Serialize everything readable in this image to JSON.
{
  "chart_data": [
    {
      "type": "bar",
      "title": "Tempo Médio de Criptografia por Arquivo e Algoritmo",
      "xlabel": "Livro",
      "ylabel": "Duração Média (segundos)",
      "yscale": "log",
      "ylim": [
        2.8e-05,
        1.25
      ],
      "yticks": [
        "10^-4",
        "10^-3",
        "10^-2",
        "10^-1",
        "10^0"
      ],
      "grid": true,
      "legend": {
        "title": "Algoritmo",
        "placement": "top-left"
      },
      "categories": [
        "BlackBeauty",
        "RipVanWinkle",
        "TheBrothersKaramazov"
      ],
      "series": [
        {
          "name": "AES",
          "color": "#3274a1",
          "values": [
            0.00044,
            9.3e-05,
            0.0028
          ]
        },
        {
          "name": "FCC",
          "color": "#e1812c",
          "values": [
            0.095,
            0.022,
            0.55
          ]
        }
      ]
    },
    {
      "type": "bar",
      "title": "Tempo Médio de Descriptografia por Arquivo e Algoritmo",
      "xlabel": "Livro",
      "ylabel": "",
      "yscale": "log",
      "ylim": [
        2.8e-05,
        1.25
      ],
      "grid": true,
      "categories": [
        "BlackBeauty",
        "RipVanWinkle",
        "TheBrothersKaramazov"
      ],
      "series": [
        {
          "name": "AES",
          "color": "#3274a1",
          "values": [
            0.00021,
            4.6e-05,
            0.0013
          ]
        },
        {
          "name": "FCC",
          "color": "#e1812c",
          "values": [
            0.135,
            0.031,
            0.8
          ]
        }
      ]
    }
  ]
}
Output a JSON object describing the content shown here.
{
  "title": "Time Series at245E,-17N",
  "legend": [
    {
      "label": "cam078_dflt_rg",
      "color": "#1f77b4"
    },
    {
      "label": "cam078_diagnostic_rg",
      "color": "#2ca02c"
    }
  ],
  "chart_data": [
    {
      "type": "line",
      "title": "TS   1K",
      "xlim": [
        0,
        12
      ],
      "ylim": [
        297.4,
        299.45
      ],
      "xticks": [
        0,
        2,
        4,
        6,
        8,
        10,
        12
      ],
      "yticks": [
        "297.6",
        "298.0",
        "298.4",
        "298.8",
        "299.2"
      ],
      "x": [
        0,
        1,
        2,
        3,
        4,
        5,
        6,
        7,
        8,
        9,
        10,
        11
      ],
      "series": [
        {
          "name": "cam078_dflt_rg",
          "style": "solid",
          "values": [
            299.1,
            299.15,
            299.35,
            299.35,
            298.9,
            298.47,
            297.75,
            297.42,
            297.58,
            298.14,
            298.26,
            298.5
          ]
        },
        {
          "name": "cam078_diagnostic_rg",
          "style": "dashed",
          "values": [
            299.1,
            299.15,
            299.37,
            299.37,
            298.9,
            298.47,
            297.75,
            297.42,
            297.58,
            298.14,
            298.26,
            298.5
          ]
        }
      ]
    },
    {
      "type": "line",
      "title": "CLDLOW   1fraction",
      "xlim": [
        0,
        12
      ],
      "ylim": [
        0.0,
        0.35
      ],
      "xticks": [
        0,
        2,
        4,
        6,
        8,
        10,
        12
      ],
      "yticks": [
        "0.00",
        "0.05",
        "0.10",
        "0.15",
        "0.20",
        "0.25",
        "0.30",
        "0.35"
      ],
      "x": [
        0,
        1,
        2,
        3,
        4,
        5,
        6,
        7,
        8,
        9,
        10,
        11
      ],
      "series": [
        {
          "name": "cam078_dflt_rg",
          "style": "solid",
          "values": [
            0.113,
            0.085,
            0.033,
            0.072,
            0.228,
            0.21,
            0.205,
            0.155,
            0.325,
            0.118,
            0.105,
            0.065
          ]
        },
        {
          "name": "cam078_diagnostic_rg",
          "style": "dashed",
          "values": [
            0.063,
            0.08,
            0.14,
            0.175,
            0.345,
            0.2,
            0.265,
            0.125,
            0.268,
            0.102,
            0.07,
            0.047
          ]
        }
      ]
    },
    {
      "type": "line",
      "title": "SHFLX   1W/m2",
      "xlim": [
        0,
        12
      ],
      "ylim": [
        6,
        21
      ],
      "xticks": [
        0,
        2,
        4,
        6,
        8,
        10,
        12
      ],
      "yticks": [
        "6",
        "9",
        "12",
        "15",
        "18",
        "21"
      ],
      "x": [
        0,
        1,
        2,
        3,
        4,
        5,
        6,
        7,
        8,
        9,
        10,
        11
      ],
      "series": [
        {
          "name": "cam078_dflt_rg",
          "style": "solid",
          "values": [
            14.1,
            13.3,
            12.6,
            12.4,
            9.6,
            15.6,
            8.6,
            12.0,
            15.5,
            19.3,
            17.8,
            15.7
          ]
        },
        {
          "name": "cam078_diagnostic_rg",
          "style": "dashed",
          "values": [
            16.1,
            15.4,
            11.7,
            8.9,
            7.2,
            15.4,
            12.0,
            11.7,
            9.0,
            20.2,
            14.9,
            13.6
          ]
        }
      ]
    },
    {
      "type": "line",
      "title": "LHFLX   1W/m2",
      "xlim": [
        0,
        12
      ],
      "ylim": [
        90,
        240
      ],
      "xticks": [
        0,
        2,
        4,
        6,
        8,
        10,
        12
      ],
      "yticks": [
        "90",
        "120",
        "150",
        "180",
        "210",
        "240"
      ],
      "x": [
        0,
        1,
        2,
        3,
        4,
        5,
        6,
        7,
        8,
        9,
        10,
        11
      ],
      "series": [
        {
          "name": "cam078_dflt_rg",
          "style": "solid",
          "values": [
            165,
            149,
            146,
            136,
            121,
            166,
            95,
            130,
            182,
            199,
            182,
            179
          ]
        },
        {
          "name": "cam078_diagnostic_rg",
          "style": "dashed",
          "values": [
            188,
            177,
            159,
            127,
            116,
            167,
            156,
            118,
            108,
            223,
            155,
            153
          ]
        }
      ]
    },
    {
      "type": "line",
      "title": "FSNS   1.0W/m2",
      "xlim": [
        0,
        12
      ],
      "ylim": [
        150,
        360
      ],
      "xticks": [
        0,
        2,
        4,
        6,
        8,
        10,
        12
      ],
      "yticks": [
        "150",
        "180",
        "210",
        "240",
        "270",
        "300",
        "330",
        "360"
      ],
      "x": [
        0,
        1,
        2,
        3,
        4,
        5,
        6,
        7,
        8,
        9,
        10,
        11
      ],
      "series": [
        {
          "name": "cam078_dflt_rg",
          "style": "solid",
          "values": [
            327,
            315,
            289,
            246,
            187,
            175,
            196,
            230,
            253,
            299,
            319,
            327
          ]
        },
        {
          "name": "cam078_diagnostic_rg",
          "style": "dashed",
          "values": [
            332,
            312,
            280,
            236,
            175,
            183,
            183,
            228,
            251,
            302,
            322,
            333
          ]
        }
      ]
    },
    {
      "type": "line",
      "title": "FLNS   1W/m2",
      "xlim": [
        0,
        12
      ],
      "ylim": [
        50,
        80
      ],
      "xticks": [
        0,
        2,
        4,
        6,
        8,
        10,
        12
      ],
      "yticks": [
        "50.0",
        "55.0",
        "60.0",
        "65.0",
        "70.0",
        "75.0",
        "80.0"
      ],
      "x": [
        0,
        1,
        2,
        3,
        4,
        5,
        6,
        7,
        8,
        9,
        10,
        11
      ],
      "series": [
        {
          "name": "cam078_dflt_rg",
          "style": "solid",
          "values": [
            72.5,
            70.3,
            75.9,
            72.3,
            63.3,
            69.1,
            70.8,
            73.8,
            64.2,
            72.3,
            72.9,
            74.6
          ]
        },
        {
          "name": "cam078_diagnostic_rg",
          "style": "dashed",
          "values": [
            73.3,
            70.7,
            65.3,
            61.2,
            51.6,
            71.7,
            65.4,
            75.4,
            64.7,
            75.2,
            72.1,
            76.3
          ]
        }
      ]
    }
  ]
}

**Aim of the exercise:** Set all of the records down again, exactly as they stand.

**Solution to the problem:**
Serialize everything readable in this image to JSON.
{
  "chart_data": [
    {
      "type": "bar",
      "title": "Tempo Médio de Criptografia por Arquivo e Algoritmo",
      "xlabel": "Livro",
      "ylabel": "Duração Média (segundos)",
      "yscale": "log",
      "ylim": [
        2.8e-05,
        1.25
      ],
      "yticks": [
        "10^-4",
        "10^-3",
        "10^-2",
        "10^-1",
        "10^0"
      ],
      "grid": true,
      "legend": {
        "title": "Algoritmo",
        "placement": "top-left"
      },
      "categories": [
        "BlackBeauty",
        "RipVanWinkle",
        "TheBrothersKaramazov"
      ],
      "series": [
        {
          "name": "AES",
          "color": "#3274a1",
          "values": [
            0.00044,
            9.3e-05,
            0.0028
          ]
        },
        {
          "name": "FCC",
          "color": "#e1812c",
          "values": [
            0.095,
            0.022,
            0.55
          ]
        }
      ]
    },
    {
      "type": "bar",
      "title": "Tempo Médio de Descriptografia por Arquivo e Algoritmo",
      "xlabel": "Livro",
      "ylabel": "",
      "yscale": "log",
      "ylim": [
        2.8e-05,
        1.25
      ],
      "grid": true,
      "categories": [
        "BlackBeauty",
        "RipVanWinkle",
        "TheBrothersKaramazov"
      ],
      "series": [
        {
          "name": "AES",
          "color": "#3274a1",
          "values": [
            0.00021,
            4.6e-05,
            0.0013
          ]
        },
        {
          "name": "FCC",
          "color": "#e1812c",
          "values": [
            0.135,
            0.031,
            0.8
          ]
        }
      ]
    }
  ]
}
Output a JSON object describing the content shown here.
{
  "title": "Time Series at245E,-17N",
  "legend": [
    {
      "label": "cam078_dflt_rg",
      "color": "#1f77b4"
    },
    {
      "label": "cam078_diagnostic_rg",
      "color": "#2ca02c"
    }
  ],
  "chart_data": [
    {
      "type": "line",
      "title": "TS   1K",
      "xlim": [
        0,
        12
      ],
      "ylim": [
        297.4,
        299.45
      ],
      "xticks": [
        0,
        2,
        4,
        6,
        8,
        10,
        12
      ],
      "yticks": [
        "297.6",
        "298.0",
        "298.4",
        "298.8",
        "299.2"
      ],
      "x": [
        0,
        1,
        2,
        3,
        4,
        5,
        6,
        7,
        8,
        9,
        10,
        11
      ],
      "series": [
        {
          "name": "cam078_dflt_rg",
          "style": "solid",
          "values": [
            299.1,
            299.15,
            299.35,
            299.35,
            298.9,
            298.47,
            297.75,
            297.42,
            297.58,
            298.14,
            298.26,
            298.5
          ]
        },
        {
          "name": "cam078_diagnostic_rg",
          "style": "dashed",
          "values": [
            299.1,
            299.15,
            299.37,
            299.37,
            298.9,
            298.47,
            297.75,
            297.42,
            297.58,
            298.14,
            298.26,
            298.5
          ]
        }
      ]
    },
    {
      "type": "line",
      "title": "CLDLOW   1fraction",
      "xlim": [
        0,
        12
      ],
      "ylim": [
        0.0,
        0.35
      ],
      "xticks": [
        0,
        2,
        4,
        6,
        8,
        10,
        12
      ],
      "yticks": [
        "0.00",
        "0.05",
        "0.10",
        "0.15",
        "0.20",
        "0.25",
        "0.30",
        "0.35"
      ],
      "x": [
        0,
        1,
        2,
        3,
        4,
        5,
        6,
        7,
        8,
        9,
        10,
        11
      ],
      "series": [
        {
          "name": "cam078_dflt_rg",
          "style": "solid",
          "values": [
            0.113,
            0.085,
            0.033,
            0.072,
            0.228,
            0.21,
            0.205,
            0.155,
            0.325,
            0.118,
            0.105,
            0.065
          ]
        },
        {
          "name": "cam078_diagnostic_rg",
          "style": "dashed",
          "values": [
            0.063,
            0.08,
            0.14,
            0.175,
            0.345,
            0.2,
            0.265,
            0.125,
            0.268,
            0.102,
            0.07,
            0.047
          ]
        }
      ]
    },
    {
      "type": "line",
      "title": "SHFLX   1W/m2",
      "xlim": [
        0,
        12
      ],
      "ylim": [
        6,
        21
      ],
      "xticks": [
        0,
        2,
        4,
        6,
        8,
        10,
        12
      ],
      "yticks": [
        "6",
        "9",
        "12",
        "15",
        "18",
        "21"
      ],
      "x": [
        0,
        1,
        2,
        3,
        4,
        5,
        6,
        7,
        8,
        9,
        10,
        11
      ],
      "series": [
        {
          "name": "cam078_dflt_rg",
          "style": "solid",
          "values": [
            14.1,
            13.3,
            12.6,
            12.4,
            9.6,
            15.6,
            8.6,
            12.0,
            15.5,
            19.3,
            17.8,
            15.7
          ]
        },
        {
          "name": "cam078_diagnostic_rg",
          "style": "dashed",
          "values": [
            16.1,
            15.4,
            11.7,
            8.9,
            7.2,
            15.4,
            12.0,
            11.7,
            9.0,
            20.2,
            14.9,
            13.6
          ]
        }
      ]
    },
    {
      "type": "line",
      "title": "LHFLX   1W/m2",
      "xlim": [
        0,
        12
      ],
      "ylim": [
        90,
        240
      ],
      "xticks": [
        0,
        2,
        4,
        6,
        8,
        10,
        12
      ],
      "yticks": [
        "90",
        "120",
        "150",
        "180",
        "210",
        "240"
      ],
      "x": [
        0,
        1,
        2,
        3,
        4,
        5,
        6,
        7,
        8,
        9,
        10,
        11
      ],
      "series": [
        {
          "name": "cam078_dflt_rg",
          "style": "solid",
          "values": [
            165,
            149,
            146,
            136,
            121,
            166,
            95,
            130,
            182,
            199,
            182,
            179
          ]
        },
        {
          "name": "cam078_diagnostic_rg",
          "style": "dashed",
          "values": [
            188,
            177,
            159,
            127,
            116,
            167,
            156,
            118,
            108,
            223,
            155,
            153
          ]
        }
      ]
    },
    {
      "type": "line",
      "title": "FSNS   1.0W/m2",
      "xlim": [
        0,
        12
      ],
      "ylim": [
        150,
        360
      ],
      "xticks": [
        0,
        2,
        4,
        6,
        8,
        10,
        12
      ],
      "yticks": [
        "150",
        "180",
        "210",
        "240",
        "270",
        "300",
        "330",
        "360"
      ],
      "x": [
        0,
        1,
        2,
        3,
        4,
        5,
        6,
        7,
        8,
        9,
        10,
        11
      ],
      "series": [
        {
          "name": "cam078_dflt_rg",
          "style": "solid",
          "values": [
            327,
            315,
            289,
            246,
            187,
            175,
            196,
            230,
            253,
            299,
            319,
            327
          ]
        },
        {
          "name": "cam078_diagnostic_rg",
          "style": "dashed",
          "values": [
            332,
            312,
            280,
            236,
            175,
            183,
            183,
            228,
            251,
            302,
            322,
            333
          ]
        }
      ]
    },
    {
      "type": "line",
      "title": "FLNS   1W/m2",
      "xlim": [
        0,
        12
      ],
      "ylim": [
        50,
        80
      ],
      "xticks": [
        0,
        2,
        4,
        6,
        8,
        10,
        12
      ],
      "yticks": [
        "50.0",
        "55.0",
        "60.0",
        "65.0",
        "70.0",
        "75.0",
        "80.0"
      ],
      "x": [
        0,
        1,
        2,
        3,
        4,
        5,
        6,
        7,
        8,
        9,
        10,
        11
      ],
      "series": [
        {
          "name": "cam078_dflt_rg",
          "style": "solid",
          "values": [
            72.5,
            70.3,
            75.9,
            72.3,
            63.3,
            69.1,
            70.8,
            73.8,
            64.2,
            72.3,
            72.9,
            74.6
          ]
        },
        {
          "name": "cam078_diagnostic_rg",
          "style": "dashed",
          "values": [
            73.3,
            70.7,
            65.3,
            61.2,
            51.6,
            71.7,
            65.4,
            75.4,
            64.7,
            75.2,
            72.1,
            76.3
          ]
        }
      ]
    }
  ]
}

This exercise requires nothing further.